* _GIVEN TASK_
Return the whole listing, line for line, without the pictures in it.

Extracted data entries
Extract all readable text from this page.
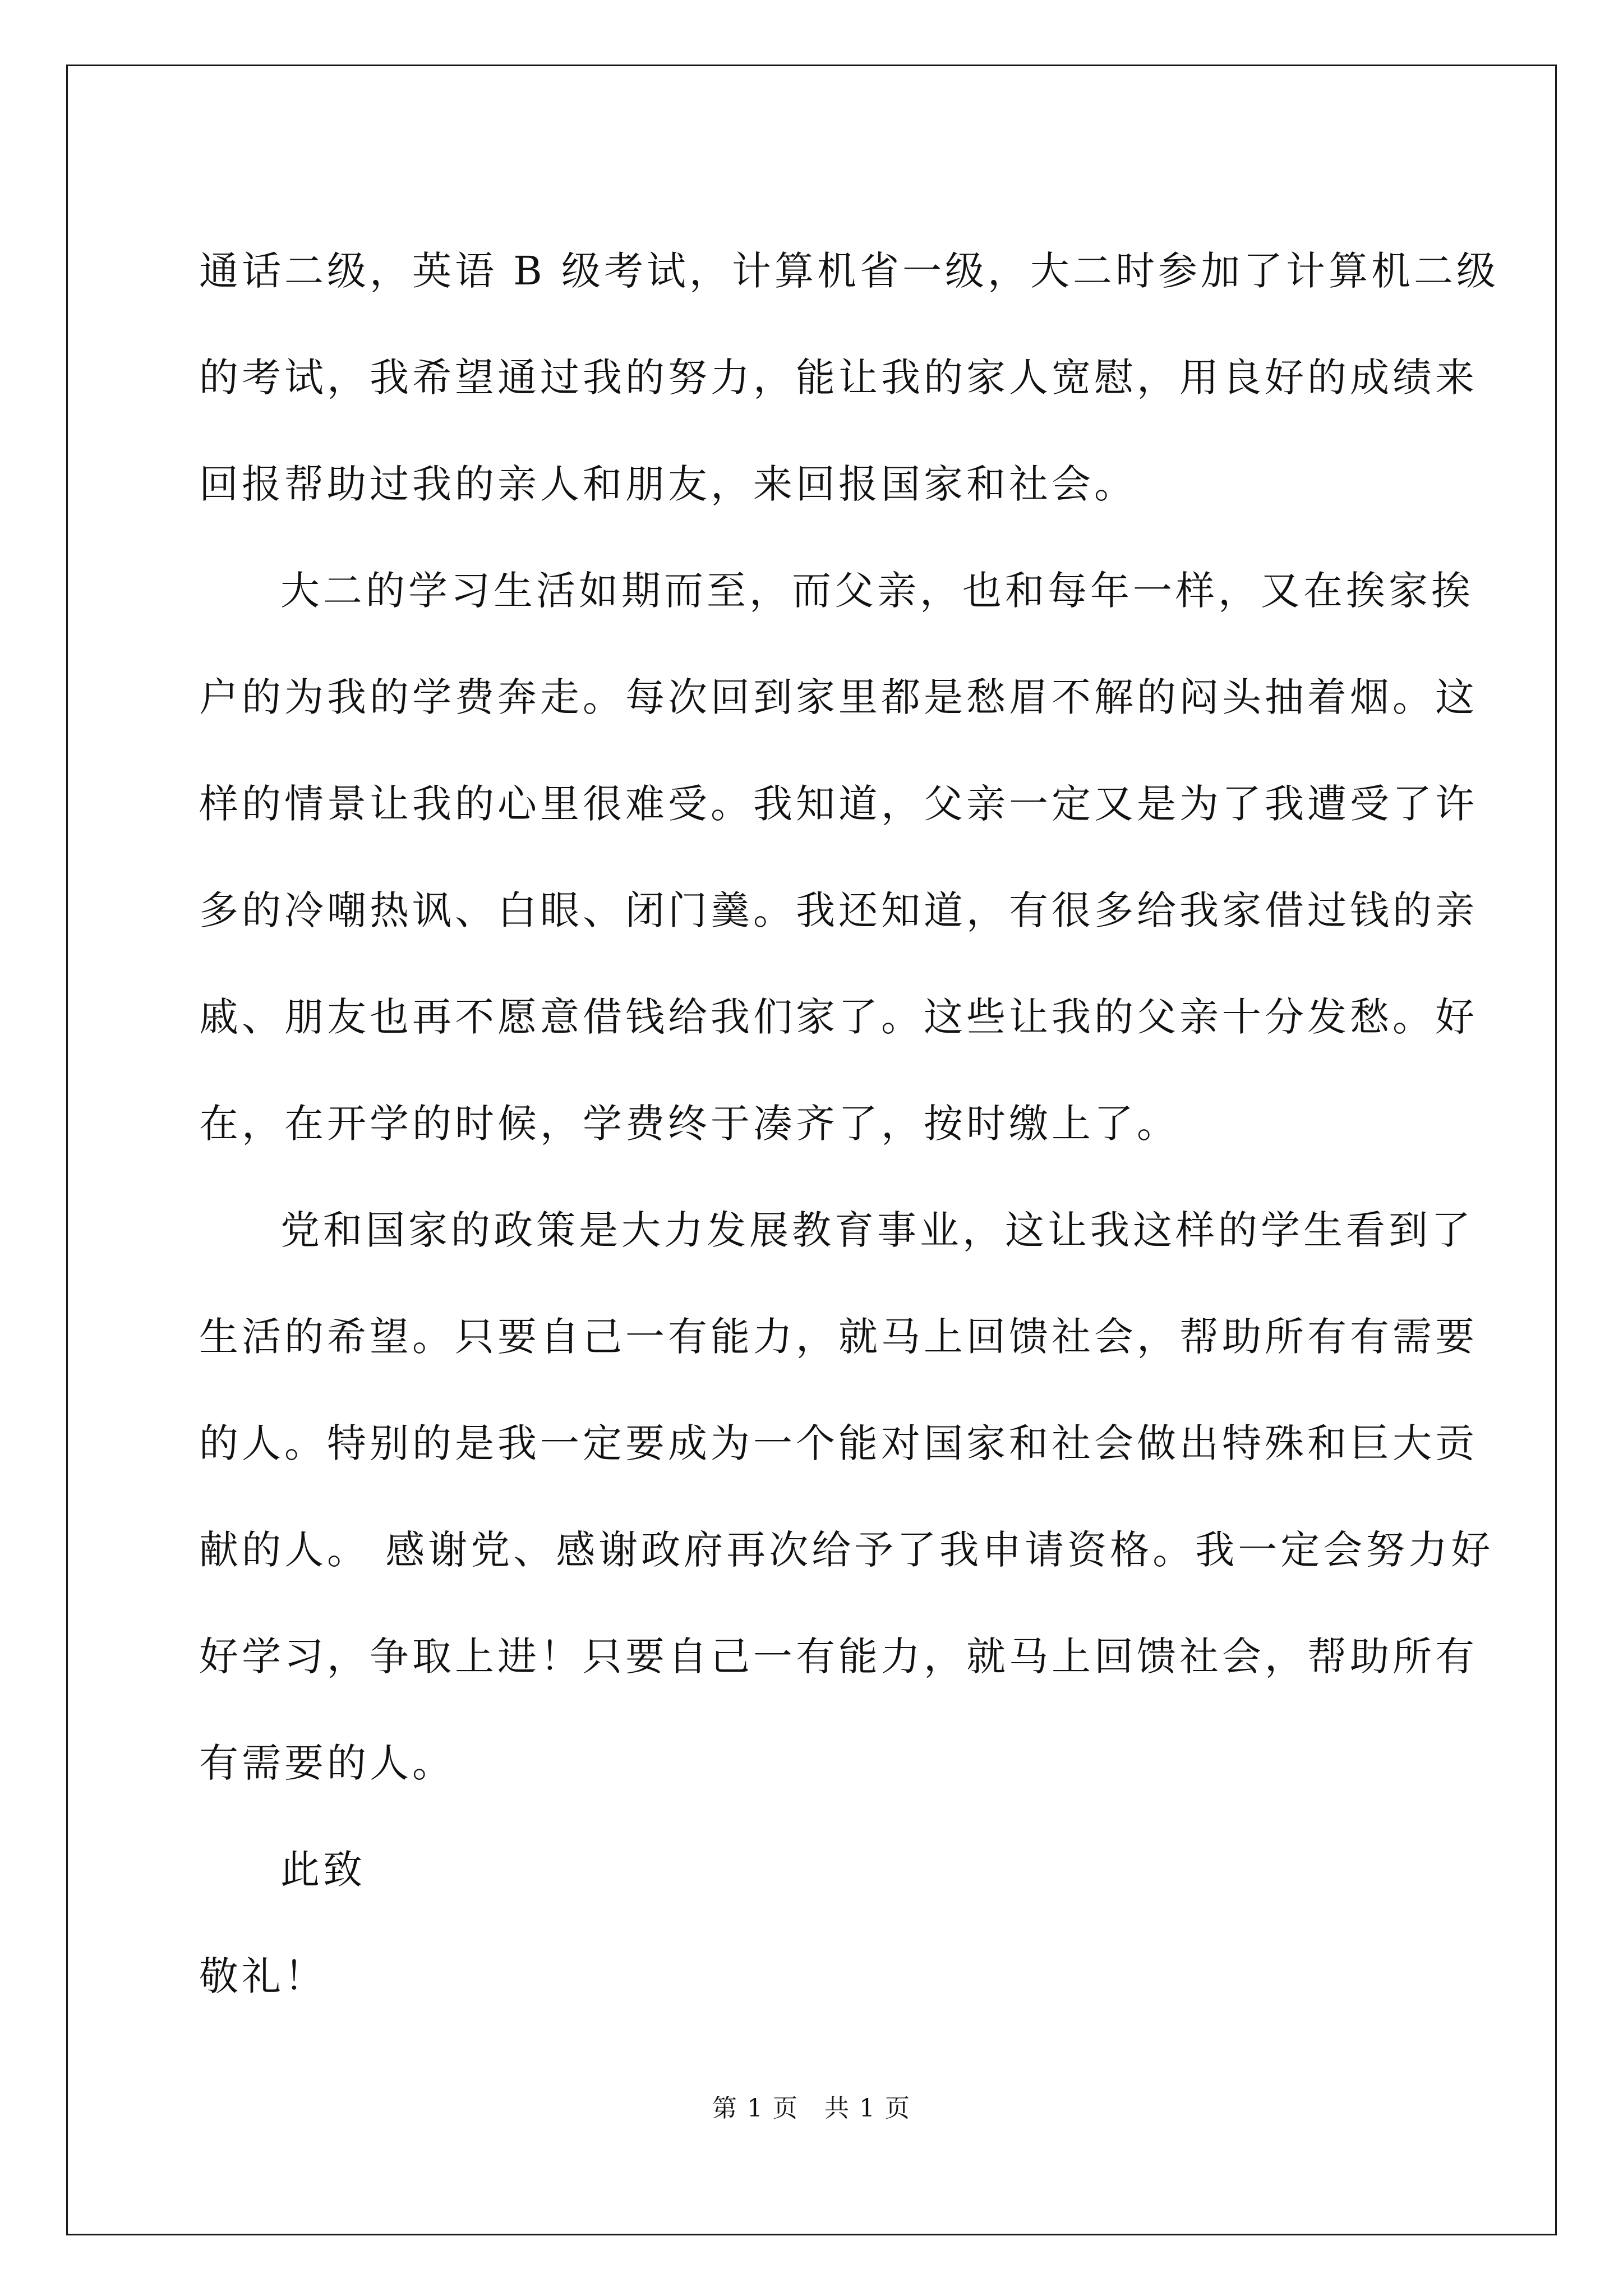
通话二级，英语 B 级考试，计算机省一级，大二时参加了计算机二级
的考试，我希望通过我的努力，能让我的家人宽慰，用良好的成绩来
回报帮助过我的亲人和朋友，来回报国家和社会。
大二的学习生活如期而至，而父亲，也和每年一样，又在挨家挨
户的为我的学费奔走。每次回到家里都是愁眉不解的闷头抽着烟。这
样的情景让我的心里很难受。我知道，父亲一定又是为了我遭受了许
多的冷嘲热讽、白眼、闭门羹。我还知道，有很多给我家借过钱的亲
戚、朋友也再不愿意借钱给我们家了。这些让我的父亲十分发愁。好
在，在开学的时候，学费终于凑齐了，按时缴上了。
党和国家的政策是大力发展教育事业，这让我这样的学生看到了
生活的希望。只要自己一有能力，就马上回馈社会，帮助所有有需要
的人。特别的是我一定要成为一个能对国家和社会做出特殊和巨大贡
献的人。 感谢党、感谢政府再次给予了我申请资格。我一定会努力好
好学习，争取上进！只要自己一有能力，就马上回馈社会，帮助所有
有需要的人。
此致
敬礼！
第 1 页　共 1 页
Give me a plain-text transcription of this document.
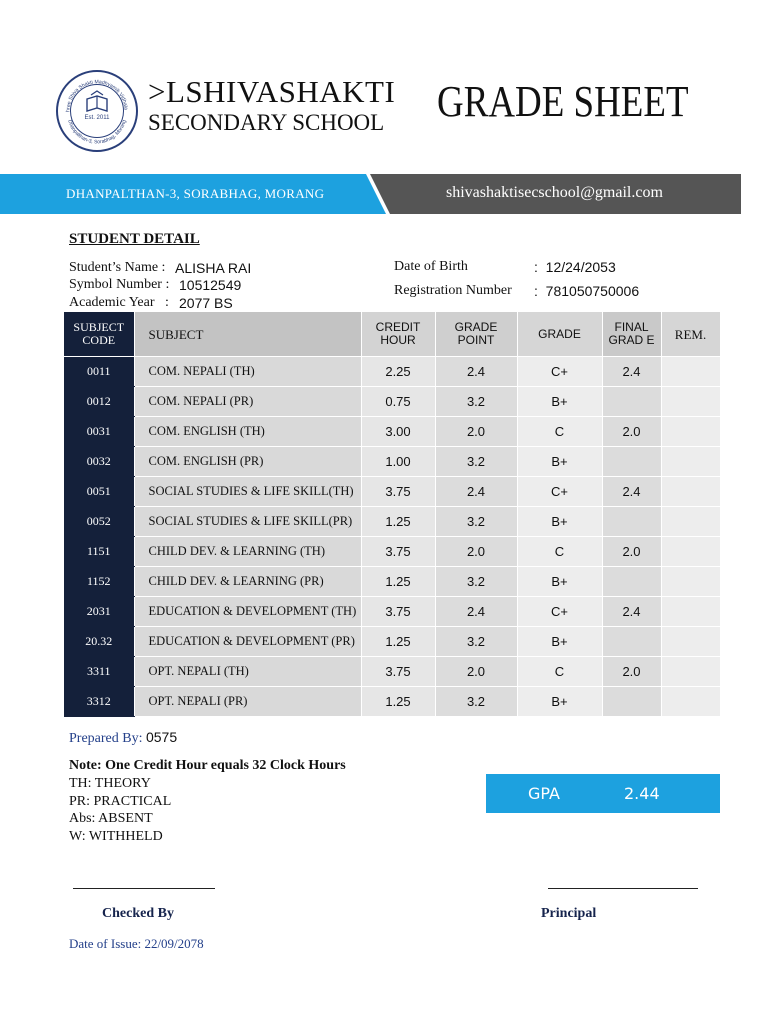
hree Shiva Shakti Madhyamik Vidhala
Dhanpalthan-3, Sorabhag, Morang
Est. 2011
>LSHIVASHAKTI
SECONDARY SCHOOL GRADE SHEET
DHANPALTHAN-3, SORABHAG, MORANG	shivashaktisecschool@gmail.com
STUDENT DETAIL
Student’s Name : ALISHA RAI
Symbol Number : 10512549
Academic Year   : 2077 BS
Date of Birth	:  12/24/2053
Registration Number :  781050750006
SUBJECT CODE	SUBJECT	CREDIT HOUR	GRADE POINT	GRADE	FINAL GRAD E	REM.
0011	COM. NEPALI (TH)	2.25	2.4	C+	2.4	
0012	COM. NEPALI (PR)	0.75	3.2	B+		
0031	COM. ENGLISH (TH)	3.00	2.0	C	2.0	
0032	COM. ENGLISH (PR)	1.00	3.2	B+		
0051	SOCIAL STUDIES & LIFE SKILL(TH)	3.75	2.4	C+	2.4	
0052	SOCIAL STUDIES & LIFE SKILL(PR)	1.25	3.2	B+		
1151	CHILD DEV. & LEARNING (TH)	3.75	2.0	C	2.0	
1152	CHILD DEV. & LEARNING (PR)	1.25	3.2	B+		
2031	EDUCATION & DEVELOPMENT (TH)	3.75	2.4	C+	2.4	
20.32	EDUCATION & DEVELOPMENT (PR)	1.25	3.2	B+		
3311	OPT. NEPALI (TH)	3.75	2.0	C	2.0	
3312	OPT. NEPALI (PR)	1.25	3.2	B+		
Prepared By: 0575
Note: One Credit Hour equals 32 Clock Hours
TH: THEORY
PR: PRACTICAL
Abs: ABSENT
W: WITHHELD
GPA	2.44
Checked By	Principal
Date of Issue: 22/09/2078
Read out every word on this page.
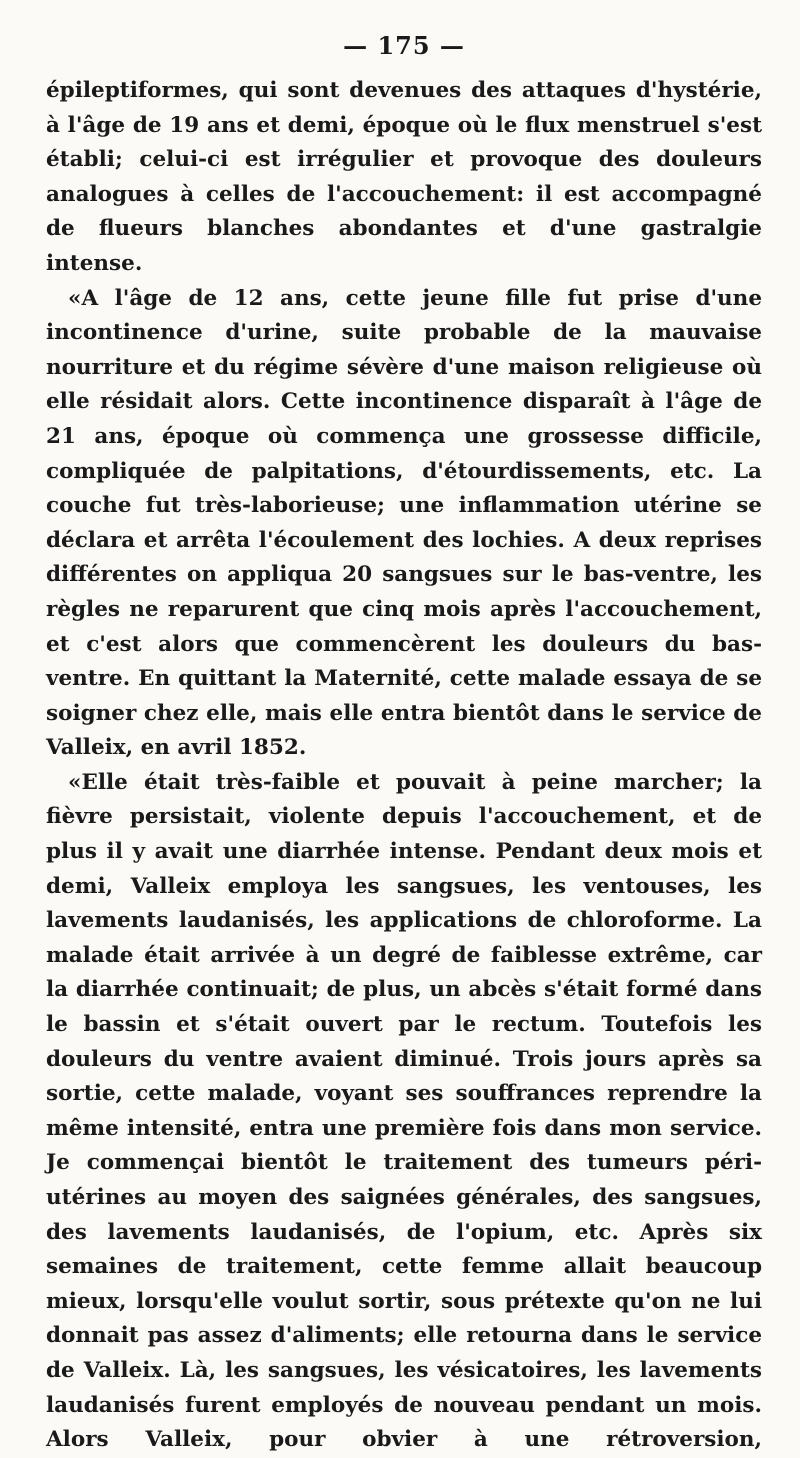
— 175 —

épileptiformes, qui sont devenues des attaques d'hystérie, à l'âge de 19 ans et demi, époque où le flux menstruel s'est établi; celui-ci est irrégulier et provoque des douleurs analogues à celles de l'accouchement: il est accompagné de flueurs blanches abondantes et d'une gastralgie intense.

«A l'âge de 12 ans, cette jeune fille fut prise d'une incontinence d'urine, suite probable de la mauvaise nourriture et du régime sévère d'une maison religieuse où elle résidait alors. Cette incontinence disparaît à l'âge de 21 ans, époque où commença une grossesse difficile, compliquée de palpitations, d'étourdissements, etc. La couche fut très-laborieuse; une inflammation utérine se déclara et arrêta l'écoulement des lochies. A deux reprises différentes on appliqua 20 sangsues sur le bas-ventre, les règles ne reparurent que cinq mois après l'accouchement, et c'est alors que commencèrent les douleurs du bas-ventre. En quittant la Maternité, cette malade essaya de se soigner chez elle, mais elle entra bientôt dans le service de Valleix, en avril 1852.

«Elle était très-faible et pouvait à peine marcher; la fièvre persistait, violente depuis l'accouchement, et de plus il y avait une diarrhée intense. Pendant deux mois et demi, Valleix employa les sangsues, les ventouses, les lavements laudanisés, les applications de chloroforme. La malade était arrivée à un degré de faiblesse extrême, car la diarrhée continuait; de plus, un abcès s'était formé dans le bassin et s'était ouvert par le rectum. Toutefois les douleurs du ventre avaient diminué. Trois jours après sa sortie, cette malade, voyant ses souffrances reprendre la même intensité, entra une première fois dans mon service. Je commençai bientôt le traitement des tumeurs péri-utérines au moyen des saignées générales, des sangsues, des lavements laudanisés, de l'opium, etc. Après six semaines de traitement, cette femme allait beaucoup mieux, lorsqu'elle voulut sortir, sous prétexte qu'on ne lui donnait pas assez d'aliments; elle retourna dans le service de Valleix. Là, les sangsues, les vésicatoires, les lavements laudanisés furent employés de nouveau pendant un mois. Alors Valleix, pour obvier à une rétroversion,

* _EXPECTED OUTPUT_
Extract all readable text from this page.
通话二级，英语 B 级考试，计算机省一级，大二时参加了计算机二级
的考试，我希望通过我的努力，能让我的家人宽慰，用良好的成绩来
回报帮助过我的亲人和朋友，来回报国家和社会。
大二的学习生活如期而至，而父亲，也和每年一样，又在挨家挨
户的为我的学费奔走。每次回到家里都是愁眉不解的闷头抽着烟。这
样的情景让我的心里很难受。我知道，父亲一定又是为了我遭受了许
多的冷嘲热讽、白眼、闭门羹。我还知道，有很多给我家借过钱的亲
戚、朋友也再不愿意借钱给我们家了。这些让我的父亲十分发愁。好
在，在开学的时候，学费终于凑齐了，按时缴上了。
党和国家的政策是大力发展教育事业，这让我这样的学生看到了
生活的希望。只要自己一有能力，就马上回馈社会，帮助所有有需要
的人。特别的是我一定要成为一个能对国家和社会做出特殊和巨大贡
献的人。 感谢党、感谢政府再次给予了我申请资格。我一定会努力好
好学习，争取上进！只要自己一有能力，就马上回馈社会，帮助所有
有需要的人。
此致
敬礼！
第 1 页　共 1 页
Give me a plain-text transcription of this document.
hree Shiva Shakti Madhyamik Vidhala
Dhanpalthan-3, Sorabhag, Morang
Est. 2011
>LSHIVASHAKTI
SECONDARY SCHOOL GRADE SHEET
DHANPALTHAN-3, SORABHAG, MORANG	shivashaktisecschool@gmail.com
STUDENT DETAIL
Student’s Name : ALISHA RAI
Symbol Number : 10512549
Academic Year   : 2077 BS
Date of Birth	:  12/24/2053
Registration Number :  781050750006
SUBJECT CODE	SUBJECT	CREDIT HOUR	GRADE POINT	GRADE	FINAL GRAD E	REM.
0011	COM. NEPALI (TH)	2.25	2.4	C+	2.4	
0012	COM. NEPALI (PR)	0.75	3.2	B+		
0031	COM. ENGLISH (TH)	3.00	2.0	C	2.0	
0032	COM. ENGLISH (PR)	1.00	3.2	B+		
0051	SOCIAL STUDIES & LIFE SKILL(TH)	3.75	2.4	C+	2.4	
0052	SOCIAL STUDIES & LIFE SKILL(PR)	1.25	3.2	B+		
1151	CHILD DEV. & LEARNING (TH)	3.75	2.0	C	2.0	
1152	CHILD DEV. & LEARNING (PR)	1.25	3.2	B+		
2031	EDUCATION & DEVELOPMENT (TH)	3.75	2.4	C+	2.4	
20.32	EDUCATION & DEVELOPMENT (PR)	1.25	3.2	B+		
3311	OPT. NEPALI (TH)	3.75	2.0	C	2.0	
3312	OPT. NEPALI (PR)	1.25	3.2	B+		
Prepared By: 0575
Note: One Credit Hour equals 32 Clock Hours
TH: THEORY
PR: PRACTICAL
Abs: ABSENT
W: WITHHELD
GPA	2.44
Checked By	Principal
Date of Issue: 22/09/2078
Read out every word on this page.
— 175 —

épileptiformes, qui sont devenues des attaques d'hystérie, à l'âge de 19 ans et demi, époque où le flux menstruel s'est établi; celui-ci est irrégulier et provoque des douleurs analogues à celles de l'accouchement: il est accompagné de flueurs blanches abondantes et d'une gastralgie intense.

«A l'âge de 12 ans, cette jeune fille fut prise d'une incontinence d'urine, suite probable de la mauvaise nourriture et du régime sévère d'une maison religieuse où elle résidait alors. Cette incontinence disparaît à l'âge de 21 ans, époque où commença une grossesse difficile, compliquée de palpitations, d'étourdissements, etc. La couche fut très-laborieuse; une inflammation utérine se déclara et arrêta l'écoulement des lochies. A deux reprises différentes on appliqua 20 sangsues sur le bas-ventre, les règles ne reparurent que cinq mois après l'accouchement, et c'est alors que commencèrent les douleurs du bas-ventre. En quittant la Maternité, cette malade essaya de se soigner chez elle, mais elle entra bientôt dans le service de Valleix, en avril 1852.

«Elle était très-faible et pouvait à peine marcher; la fièvre persistait, violente depuis l'accouchement, et de plus il y avait une diarrhée intense. Pendant deux mois et demi, Valleix employa les sangsues, les ventouses, les lavements laudanisés, les applications de chloroforme. La malade était arrivée à un degré de faiblesse extrême, car la diarrhée continuait; de plus, un abcès s'était formé dans le bassin et s'était ouvert par le rectum. Toutefois les douleurs du ventre avaient diminué. Trois jours après sa sortie, cette malade, voyant ses souffrances reprendre la même intensité, entra une première fois dans mon service. Je commençai bientôt le traitement des tumeurs péri-utérines au moyen des saignées générales, des sangsues, des lavements laudanisés, de l'opium, etc. Après six semaines de traitement, cette femme allait beaucoup mieux, lorsqu'elle voulut sortir, sous prétexte qu'on ne lui donnait pas assez d'aliments; elle retourna dans le service de Valleix. Là, les sangsues, les vésicatoires, les lavements laudanisés furent employés de nouveau pendant un mois. Alors Valleix, pour obvier à une rétroversion,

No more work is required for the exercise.